◆ What is asked: Transcribe all the entries word for word, but omit the images.

**** Records for the exercise ****

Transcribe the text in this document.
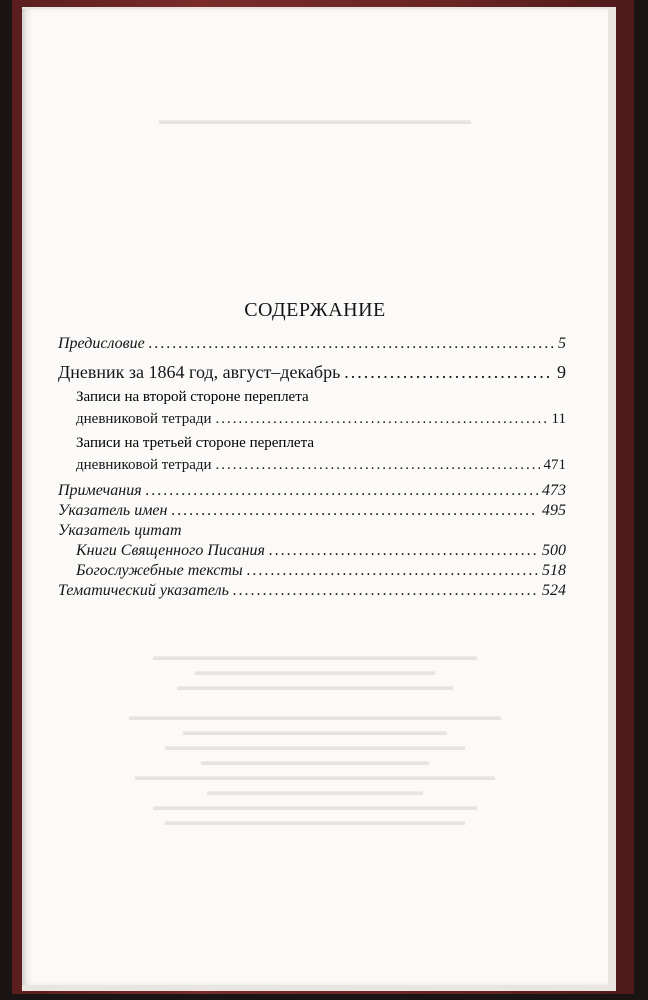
▬▬▬▬▬▬▬▬▬▬▬▬▬▬▬▬▬▬▬▬▬▬▬▬▬▬
СОДЕРЖАНИЕ
Предисловие .....	5
Дневник за 1864 год, август–декабрь .....	9
Записи на второй стороне переплета
дневниковой тетради .....	11
Записи на третьей стороне переплета
дневниковой тетради .....	471
Примечания .....	473
Указатель имен .....	495
Указатель цитат
Книги Священного Писания .....	500
Богослужебные тексты .....	518
Тематический указатель .....	524
▬▬▬▬▬▬▬▬▬▬▬▬▬▬▬▬▬▬▬▬▬▬▬▬▬▬▬
▬▬▬▬▬▬▬▬▬▬▬▬▬▬▬▬▬▬▬▬
▬▬▬▬▬▬▬▬▬▬▬▬▬▬▬▬▬▬▬▬▬▬▬

▬▬▬▬▬▬▬▬▬▬▬▬▬▬▬▬▬▬▬▬▬▬▬▬▬▬▬▬▬▬▬
▬▬▬▬▬▬▬▬▬▬▬▬▬▬▬▬▬▬▬▬▬▬
▬▬▬▬▬▬▬▬▬▬▬▬▬▬▬▬▬▬▬▬▬▬▬▬▬
▬▬▬▬▬▬▬▬▬▬▬▬▬▬▬▬▬▬▬
▬▬▬▬▬▬▬▬▬▬▬▬▬▬▬▬▬▬▬▬▬▬▬▬▬▬▬▬▬▬
▬▬▬▬▬▬▬▬▬▬▬▬▬▬▬▬▬▬
▬▬▬▬▬▬▬▬▬▬▬▬▬▬▬▬▬▬▬▬▬▬▬▬▬▬▬
▬▬▬▬▬▬▬▬▬▬▬▬▬▬▬▬▬▬▬▬▬▬▬▬▬
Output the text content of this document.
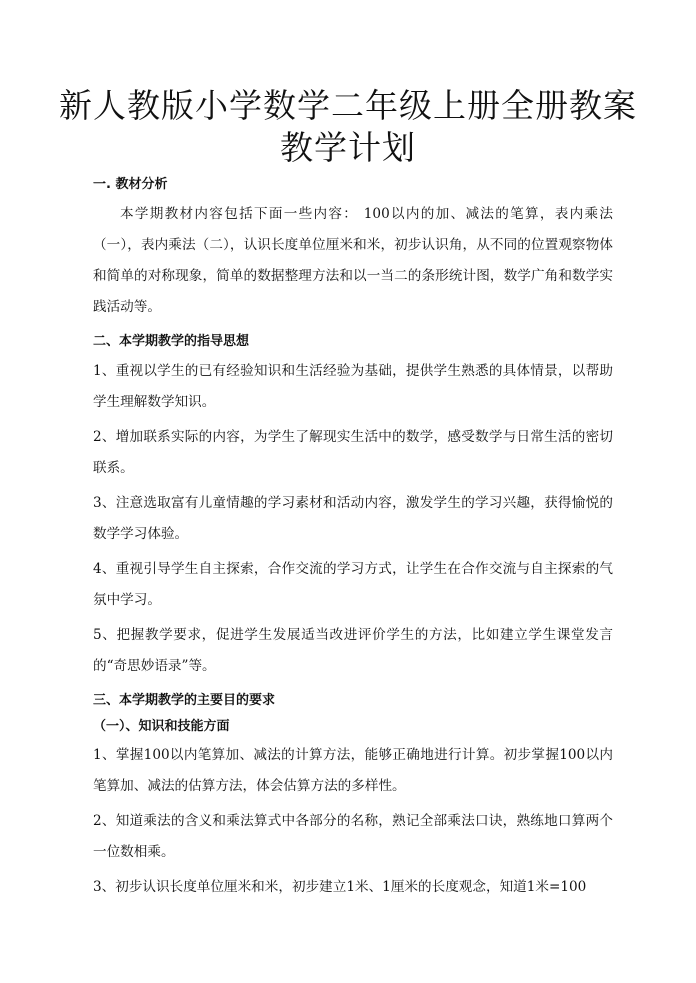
新人教版小学数学二年级上册全册教案
教学计划

一. 教材分析

本学期教材内容包括下面一些内容： 100以内的加、减法的笔算，表内乘法（一），表内乘法（二），认识长度单位厘米和米，初步认识角，从不同的位置观察物体和简单的对称现象，简单的数据整理方法和以一当二的条形统计图，数学广角和数学实践活动等。

二、本学期教学的指导思想

1、重视以学生的已有经验知识和生活经验为基础，提供学生熟悉的具体情景，以帮助学生理解数学知识。

2、增加联系实际的内容，为学生了解现实生活中的数学，感受数学与日常生活的密切联系。

3、注意选取富有儿童情趣的学习素材和活动内容，激发学生的学习兴趣，获得愉悦的数学学习体验。

4、重视引导学生自主探索，合作交流的学习方式，让学生在合作交流与自主探索的气氛中学习。

5、把握教学要求，促进学生发展适当改进评价学生的方法，比如建立学生课堂发言的“奇思妙语录”等。

三、本学期教学的主要目的要求

（一）、知识和技能方面

1、掌握100以内笔算加、减法的计算方法，能够正确地进行计算。初步掌握100以内笔算加、减法的估算方法，体会估算方法的多样性。

2、知道乘法的含义和乘法算式中各部分的名称，熟记全部乘法口诀，熟练地口算两个一位数相乘。

3、初步认识长度单位厘米和米，初步建立1米、1厘米的长度观念，知道1米=100
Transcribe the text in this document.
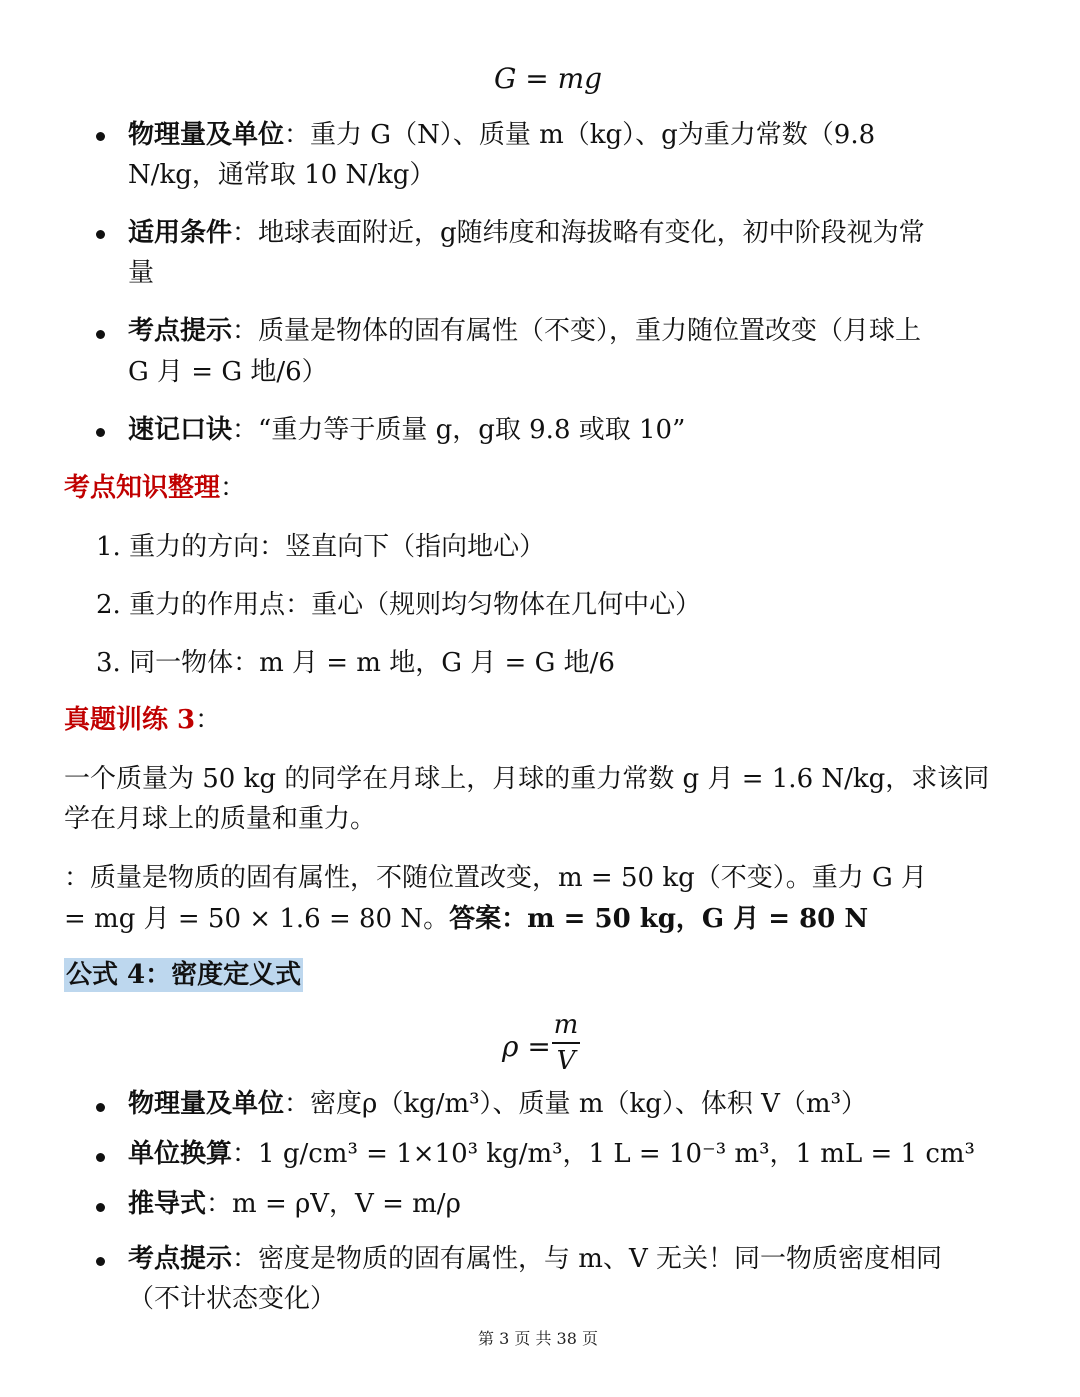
G = mg
物理量及单位：重力 G（N）、质量 m（kg）、g为重力常数（9.8
N/kg，通常取 10 N/kg）
适用条件：地球表面附近，g随纬度和海拔略有变化，初中阶段视为常
量
考点提示：质量是物体的固有属性（不变），重力随位置改变（月球上
G 月 = G 地/6）
速记口诀：“重力等于质量 g，g取 9.8 或取 10”
考点知识整理：
1. 重力的方向：竖直向下（指向地心）
2. 重力的作用点：重心（规则均匀物体在几何中心）
3. 同一物体：m 月 = m 地，G 月 = G 地/6
真题训练 3：
一个质量为 50 kg 的同学在月球上，月球的重力常数 g 月 = 1.6 N/kg，求该同
学在月球上的质量和重力。
：质量是物质的固有属性，不随位置改变，m = 50 kg（不变）。重力 G 月
= mg 月 = 50 × 1.6 = 80 N。答案：m = 50 kg，G 月 = 80 N
公式 4：密度定义式
ρ =
m
V
物理量及单位：密度ρ（kg/m³）、质量 m（kg）、体积 V（m³）
单位换算：1 g/cm³ = 1×10³ kg/m³，1 L = 10⁻³ m³，1 mL = 1 cm³
推导式：m = ρV，V = m/ρ
考点提示：密度是物质的固有属性，与 m、V 无关！同一物质密度相同
（不计状态变化）
第 3 页 共 38 页
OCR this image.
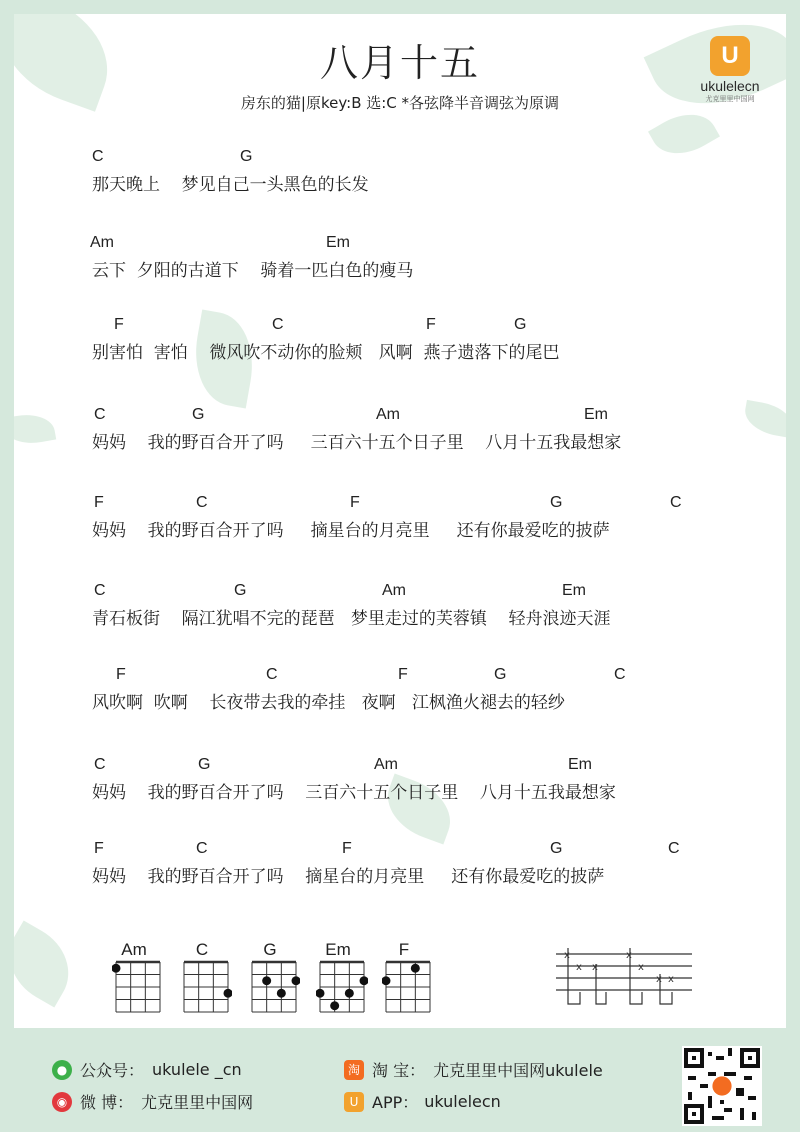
八月十五
房东的猫|原key:B 选:C *各弦降半音调弦为原调
U
ukulelecn
尤克里里中国网
C	G
那天晚上    梦见自己一头黑色的长发
Am	Em
云下  夕阳的古道下    骑着一匹白色的瘦马
F	C	F	G
别害怕  害怕    微风吹不动你的脸颊   风啊  燕子遗落下的尾巴
C	G	Am	Em
妈妈    我的野百合开了吗     三百六十五个日子里    八月十五我最想家
F	C	F	G	C
妈妈    我的野百合开了吗     摘星台的月亮里     还有你最爱吃的披萨
C	G	Am	Em
青石板街    隔江犹唱不完的琵琶   梦里走过的芙蓉镇    轻舟浪迹天涯
F	C	F	G	C
风吹啊  吹啊    长夜带去我的牵挂   夜啊   江枫渔火褪去的轻纱
C	G	Am	Em
妈妈    我的野百合开了吗    三百六十五个日子里    八月十五我最想家
F	C	F	G	C
妈妈    我的野百合开了吗    摘星台的月亮里     还有你最爱吃的披萨
Am	C	G	Em	F	x
x x
x
x
x x
● 公众号： ukulele _cn
◉ 微 博： 尤克里里中国网
淘 淘 宝： 尤克里里中国网ukulele
U APP： ukulelecn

****

◆ Solution to this exercise:
Transcribe the text in this document.
▬▬▬▬▬▬▬▬▬▬▬▬▬▬▬▬▬▬▬▬▬▬▬▬▬▬
СОДЕРЖАНИЕ
Предисловие .....	5
Дневник за 1864 год, август–декабрь .....	9
Записи на второй стороне переплета
дневниковой тетради .....	11
Записи на третьей стороне переплета
дневниковой тетради .....	471
Примечания .....	473
Указатель имен .....	495
Указатель цитат
Книги Священного Писания .....	500
Богослужебные тексты .....	518
Тематический указатель .....	524
▬▬▬▬▬▬▬▬▬▬▬▬▬▬▬▬▬▬▬▬▬▬▬▬▬▬▬
▬▬▬▬▬▬▬▬▬▬▬▬▬▬▬▬▬▬▬▬
▬▬▬▬▬▬▬▬▬▬▬▬▬▬▬▬▬▬▬▬▬▬▬

▬▬▬▬▬▬▬▬▬▬▬▬▬▬▬▬▬▬▬▬▬▬▬▬▬▬▬▬▬▬▬
▬▬▬▬▬▬▬▬▬▬▬▬▬▬▬▬▬▬▬▬▬▬
▬▬▬▬▬▬▬▬▬▬▬▬▬▬▬▬▬▬▬▬▬▬▬▬▬
▬▬▬▬▬▬▬▬▬▬▬▬▬▬▬▬▬▬▬
▬▬▬▬▬▬▬▬▬▬▬▬▬▬▬▬▬▬▬▬▬▬▬▬▬▬▬▬▬▬
▬▬▬▬▬▬▬▬▬▬▬▬▬▬▬▬▬▬
▬▬▬▬▬▬▬▬▬▬▬▬▬▬▬▬▬▬▬▬▬▬▬▬▬▬▬
▬▬▬▬▬▬▬▬▬▬▬▬▬▬▬▬▬▬▬▬▬▬▬▬▬
Output the text content of this document.
新人教版小学数学二年级上册全册教案
教学计划

一. 教材分析

本学期教材内容包括下面一些内容： 100以内的加、减法的笔算，表内乘法（一），表内乘法（二），认识长度单位厘米和米，初步认识角，从不同的位置观察物体和简单的对称现象，简单的数据整理方法和以一当二的条形统计图，数学广角和数学实践活动等。

二、本学期教学的指导思想

1、重视以学生的已有经验知识和生活经验为基础，提供学生熟悉的具体情景，以帮助学生理解数学知识。

2、增加联系实际的内容，为学生了解现实生活中的数学，感受数学与日常生活的密切联系。

3、注意选取富有儿童情趣的学习素材和活动内容，激发学生的学习兴趣，获得愉悦的数学学习体验。

4、重视引导学生自主探索，合作交流的学习方式，让学生在合作交流与自主探索的气氛中学习。

5、把握教学要求，促进学生发展适当改进评价学生的方法，比如建立学生课堂发言的“奇思妙语录”等。

三、本学期教学的主要目的要求

（一）、知识和技能方面

1、掌握100以内笔算加、减法的计算方法，能够正确地进行计算。初步掌握100以内笔算加、减法的估算方法，体会估算方法的多样性。

2、知道乘法的含义和乘法算式中各部分的名称，熟记全部乘法口诀，熟练地口算两个一位数相乘。

3、初步认识长度单位厘米和米，初步建立1米、1厘米的长度观念，知道1米=100
Transcribe the text in this document.
G = mg
物理量及单位：重力 G（N）、质量 m（kg）、g为重力常数（9.8
N/kg，通常取 10 N/kg）
适用条件：地球表面附近，g随纬度和海拔略有变化，初中阶段视为常
量
考点提示：质量是物体的固有属性（不变），重力随位置改变（月球上
G 月 = G 地/6）
速记口诀：“重力等于质量 g，g取 9.8 或取 10”
考点知识整理：
1. 重力的方向：竖直向下（指向地心）
2. 重力的作用点：重心（规则均匀物体在几何中心）
3. 同一物体：m 月 = m 地，G 月 = G 地/6
真题训练 3：
一个质量为 50 kg 的同学在月球上，月球的重力常数 g 月 = 1.6 N/kg，求该同
学在月球上的质量和重力。
：质量是物质的固有属性，不随位置改变，m = 50 kg（不变）。重力 G 月
= mg 月 = 50 × 1.6 = 80 N。答案：m = 50 kg，G 月 = 80 N
公式 4：密度定义式
ρ =
m
V
物理量及单位：密度ρ（kg/m³）、质量 m（kg）、体积 V（m³）
单位换算：1 g/cm³ = 1×10³ kg/m³，1 L = 10⁻³ m³，1 mL = 1 cm³
推导式：m = ρV，V = m/ρ
考点提示：密度是物质的固有属性，与 m、V 无关！同一物质密度相同
（不计状态变化）
第 3 页 共 38 页
OCR this image.
八月十五
房东的猫|原key:B 选:C *各弦降半音调弦为原调
U
ukulelecn
尤克里里中国网
C	G
那天晚上    梦见自己一头黑色的长发
Am	Em
云下  夕阳的古道下    骑着一匹白色的瘦马
F	C	F	G
别害怕  害怕    微风吹不动你的脸颊   风啊  燕子遗落下的尾巴
C	G	Am	Em
妈妈    我的野百合开了吗     三百六十五个日子里    八月十五我最想家
F	C	F	G	C
妈妈    我的野百合开了吗     摘星台的月亮里     还有你最爱吃的披萨
C	G	Am	Em
青石板街    隔江犹唱不完的琵琶   梦里走过的芙蓉镇    轻舟浪迹天涯
F	C	F	G	C
风吹啊  吹啊    长夜带去我的牵挂   夜啊   江枫渔火褪去的轻纱
C	G	Am	Em
妈妈    我的野百合开了吗    三百六十五个日子里    八月十五我最想家
F	C	F	G	C
妈妈    我的野百合开了吗    摘星台的月亮里     还有你最爱吃的披萨
Am	C	G	Em	F	x
x x
x
x
x x
● 公众号： ukulele _cn
◉ 微 博： 尤克里里中国网
淘 淘 宝： 尤克里里中国网ukulele
U APP： ukulelecn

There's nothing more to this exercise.